What is required:
Repeat the listing below in full, exactly as it stands.

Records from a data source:

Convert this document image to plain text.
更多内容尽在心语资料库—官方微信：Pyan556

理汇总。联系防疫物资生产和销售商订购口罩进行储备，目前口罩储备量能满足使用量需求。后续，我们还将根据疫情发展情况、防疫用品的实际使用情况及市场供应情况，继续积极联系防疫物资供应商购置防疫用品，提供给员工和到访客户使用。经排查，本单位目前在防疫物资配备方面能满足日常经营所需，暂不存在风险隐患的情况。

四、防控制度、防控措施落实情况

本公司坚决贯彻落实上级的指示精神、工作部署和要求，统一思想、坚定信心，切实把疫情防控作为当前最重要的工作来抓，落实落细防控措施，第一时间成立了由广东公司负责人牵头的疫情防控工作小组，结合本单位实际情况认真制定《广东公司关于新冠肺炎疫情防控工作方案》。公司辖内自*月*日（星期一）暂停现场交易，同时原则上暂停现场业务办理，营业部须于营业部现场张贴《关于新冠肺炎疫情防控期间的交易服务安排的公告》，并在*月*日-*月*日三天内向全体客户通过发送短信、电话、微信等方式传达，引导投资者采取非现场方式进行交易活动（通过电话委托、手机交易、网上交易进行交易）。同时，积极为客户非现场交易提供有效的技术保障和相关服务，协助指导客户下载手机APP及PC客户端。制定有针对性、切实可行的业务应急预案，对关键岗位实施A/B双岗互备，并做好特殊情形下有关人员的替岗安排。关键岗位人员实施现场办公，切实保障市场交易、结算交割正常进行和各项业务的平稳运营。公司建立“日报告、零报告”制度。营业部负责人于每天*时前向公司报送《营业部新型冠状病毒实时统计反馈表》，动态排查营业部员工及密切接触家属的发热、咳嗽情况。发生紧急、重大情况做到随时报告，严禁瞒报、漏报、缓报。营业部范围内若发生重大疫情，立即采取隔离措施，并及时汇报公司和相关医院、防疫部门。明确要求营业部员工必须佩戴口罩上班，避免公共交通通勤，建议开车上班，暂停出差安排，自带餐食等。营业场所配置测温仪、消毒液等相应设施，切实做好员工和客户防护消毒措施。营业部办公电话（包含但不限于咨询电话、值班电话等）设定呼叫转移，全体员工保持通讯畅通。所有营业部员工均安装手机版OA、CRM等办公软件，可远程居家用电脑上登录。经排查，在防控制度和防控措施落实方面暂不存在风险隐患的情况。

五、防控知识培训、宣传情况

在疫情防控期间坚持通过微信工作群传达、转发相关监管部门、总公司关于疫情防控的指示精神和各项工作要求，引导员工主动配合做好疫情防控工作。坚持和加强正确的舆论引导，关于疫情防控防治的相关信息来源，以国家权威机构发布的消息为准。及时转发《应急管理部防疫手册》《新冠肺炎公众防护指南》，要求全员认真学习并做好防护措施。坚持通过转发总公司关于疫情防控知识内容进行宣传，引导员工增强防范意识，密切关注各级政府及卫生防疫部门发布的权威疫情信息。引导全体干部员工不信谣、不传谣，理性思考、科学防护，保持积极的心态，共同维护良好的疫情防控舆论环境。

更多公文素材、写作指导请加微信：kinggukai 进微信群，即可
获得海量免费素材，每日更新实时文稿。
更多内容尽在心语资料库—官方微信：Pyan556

Problem solution:
Convert this document image to plain text.
更多内容尽在心语资料库—官方微信：Pyan556

理汇总。联系防疫物资生产和销售商订购口罩进行储备，目前口罩储备量能满足使用量需求。后续，我们还将根据疫情发展情况、防疫用品的实际使用情况及市场供应情况，继续积极联系防疫物资供应商购置防疫用品，提供给员工和到访客户使用。经排查，本单位目前在防疫物资配备方面能满足日常经营所需，暂不存在风险隐患的情况。

四、防控制度、防控措施落实情况

本公司坚决贯彻落实上级的指示精神、工作部署和要求，统一思想、坚定信心，切实把疫情防控作为当前最重要的工作来抓，落实落细防控措施，第一时间成立了由广东公司负责人牵头的疫情防控工作小组，结合本单位实际情况认真制定《广东公司关于新冠肺炎疫情防控工作方案》。公司辖内自*月*日（星期一）暂停现场交易，同时原则上暂停现场业务办理，营业部须于营业部现场张贴《关于新冠肺炎疫情防控期间的交易服务安排的公告》，并在*月*日-*月*日三天内向全体客户通过发送短信、电话、微信等方式传达，引导投资者采取非现场方式进行交易活动（通过电话委托、手机交易、网上交易进行交易）。同时，积极为客户非现场交易提供有效的技术保障和相关服务，协助指导客户下载手机APP及PC客户端。制定有针对性、切实可行的业务应急预案，对关键岗位实施A/B双岗互备，并做好特殊情形下有关人员的替岗安排。关键岗位人员实施现场办公，切实保障市场交易、结算交割正常进行和各项业务的平稳运营。公司建立“日报告、零报告”制度。营业部负责人于每天*时前向公司报送《营业部新型冠状病毒实时统计反馈表》，动态排查营业部员工及密切接触家属的发热、咳嗽情况。发生紧急、重大情况做到随时报告，严禁瞒报、漏报、缓报。营业部范围内若发生重大疫情，立即采取隔离措施，并及时汇报公司和相关医院、防疫部门。明确要求营业部员工必须佩戴口罩上班，避免公共交通通勤，建议开车上班，暂停出差安排，自带餐食等。营业场所配置测温仪、消毒液等相应设施，切实做好员工和客户防护消毒措施。营业部办公电话（包含但不限于咨询电话、值班电话等）设定呼叫转移，全体员工保持通讯畅通。所有营业部员工均安装手机版OA、CRM等办公软件，可远程居家用电脑上登录。经排查，在防控制度和防控措施落实方面暂不存在风险隐患的情况。

五、防控知识培训、宣传情况

在疫情防控期间坚持通过微信工作群传达、转发相关监管部门、总公司关于疫情防控的指示精神和各项工作要求，引导员工主动配合做好疫情防控工作。坚持和加强正确的舆论引导，关于疫情防控防治的相关信息来源，以国家权威机构发布的消息为准。及时转发《应急管理部防疫手册》《新冠肺炎公众防护指南》，要求全员认真学习并做好防护措施。坚持通过转发总公司关于疫情防控知识内容进行宣传，引导员工增强防范意识，密切关注各级政府及卫生防疫部门发布的权威疫情信息。引导全体干部员工不信谣、不传谣，理性思考、科学防护，保持积极的心态，共同维护良好的疫情防控舆论环境。

更多公文素材、写作指导请加微信：kinggukai 进微信群，即可
获得海量免费素材，每日更新实时文稿。
更多内容尽在心语资料库—官方微信：Pyan556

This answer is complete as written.